**WRITTEN PROBLEM:**
Quote the listing below in its entirety, omitting every image.

++++ DATA PROVIDED ++++

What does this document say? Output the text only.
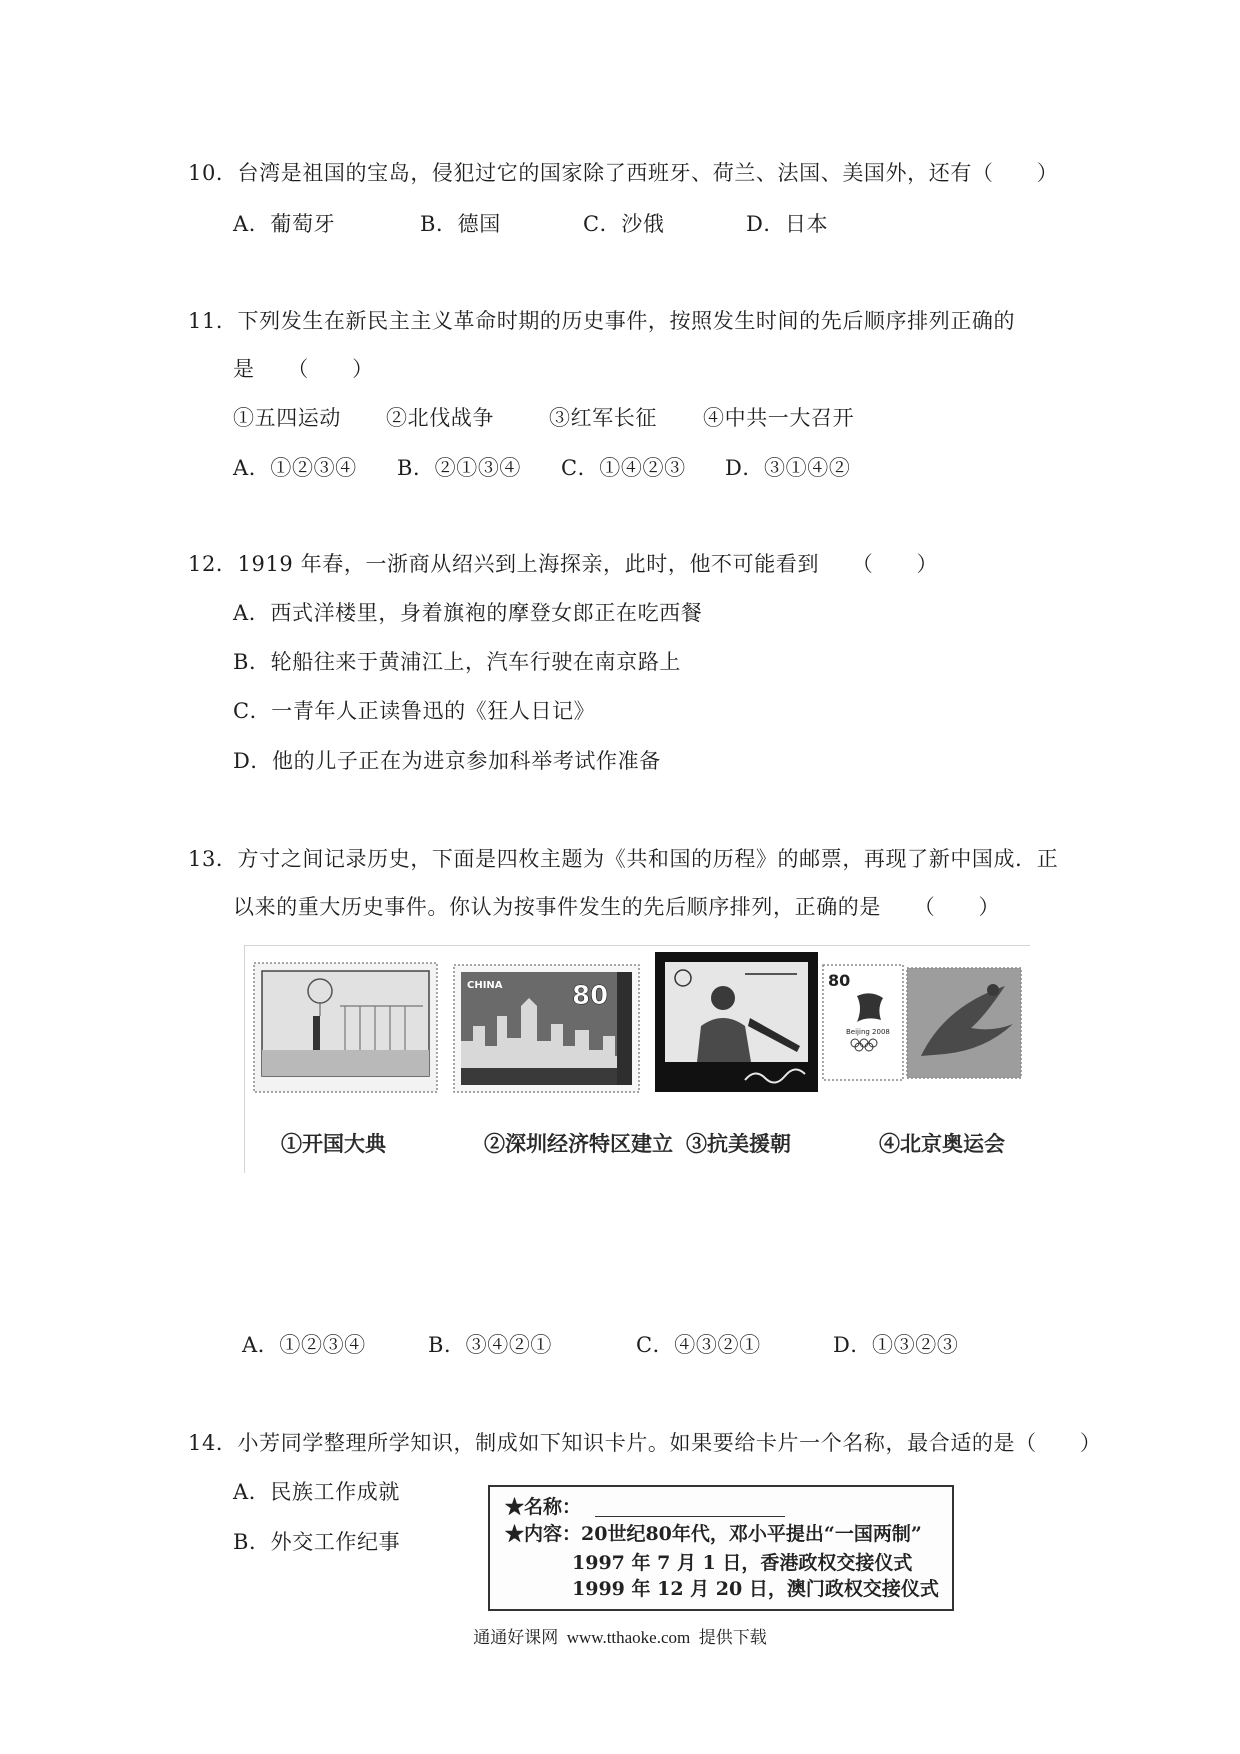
10．台湾是祖国的宝岛，侵犯过它的国家除了西班牙、荷兰、法国、美国外，还有（　　）
A．葡萄牙	B．德国	C．沙俄	D．日本
11．下列发生在新民主主义革命时期的历史事件，按照发生时间的先后顺序排列正确的
是　　（　　）
①五四运动 ②北伐战争	③红军长征 ④中共一大召开
A．①②③④ B．②①③④ C．①④②③ D．③①④②
12．1919 年春，一浙商从绍兴到上海探亲，此时，他不可能看到　　（　　）
A．西式洋楼里，身着旗袍的摩登女郎正在吃西餐
B．轮船往来于黄浦江上，汽车行驶在南京路上
C．一青年人正读鲁迅的《狂人日记》
D．他的儿子正在为进京参加科举考试作准备
13．方寸之间记录历史，下面是四枚主题为《共和国的历程》的邮票，再现了新中国成．正
以来的重大历史事件。你认为按事件发生的先后顺序排列，正确的是　　（　　）
CHINA	80
80
Beijing 2008
①开国大典	②深圳经济特区建立 ③抗美援朝	④北京奥运会
A．①②③④	B．③④②①	C．④③②①	D．①③②③
14．小芳同学整理所学知识，制成如下知识卡片。如果要给卡片一个名称，最合适的是（　　）
A．民族工作成就
B．外交工作纪事
★名称：
★内容：20世纪80年代，邓小平提出“一国两制”
1997 年 7 月 1 日，香港政权交接仪式
1999 年 12 月 20 日，澳门政权交接仪式
通通好课网  www.tthaoke.com  提供下载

++++

**OUTPUT:**
What does this document say? Output the text only.
10．台湾是祖国的宝岛，侵犯过它的国家除了西班牙、荷兰、法国、美国外，还有（　　）
A．葡萄牙	B．德国	C．沙俄	D．日本
11．下列发生在新民主主义革命时期的历史事件，按照发生时间的先后顺序排列正确的
是　　（　　）
①五四运动 ②北伐战争	③红军长征 ④中共一大召开
A．①②③④ B．②①③④ C．①④②③ D．③①④②
12．1919 年春，一浙商从绍兴到上海探亲，此时，他不可能看到　　（　　）
A．西式洋楼里，身着旗袍的摩登女郎正在吃西餐
B．轮船往来于黄浦江上，汽车行驶在南京路上
C．一青年人正读鲁迅的《狂人日记》
D．他的儿子正在为进京参加科举考试作准备
13．方寸之间记录历史，下面是四枚主题为《共和国的历程》的邮票，再现了新中国成．正
以来的重大历史事件。你认为按事件发生的先后顺序排列，正确的是　　（　　）
CHINA	80
80
Beijing 2008
①开国大典	②深圳经济特区建立 ③抗美援朝	④北京奥运会
A．①②③④	B．③④②①	C．④③②①	D．①③②③
14．小芳同学整理所学知识，制成如下知识卡片。如果要给卡片一个名称，最合适的是（　　）
A．民族工作成就
B．外交工作纪事
★名称：
★内容：20世纪80年代，邓小平提出“一国两制”
1997 年 7 月 1 日，香港政权交接仪式
1999 年 12 月 20 日，澳门政权交接仪式
通通好课网  www.tthaoke.com  提供下载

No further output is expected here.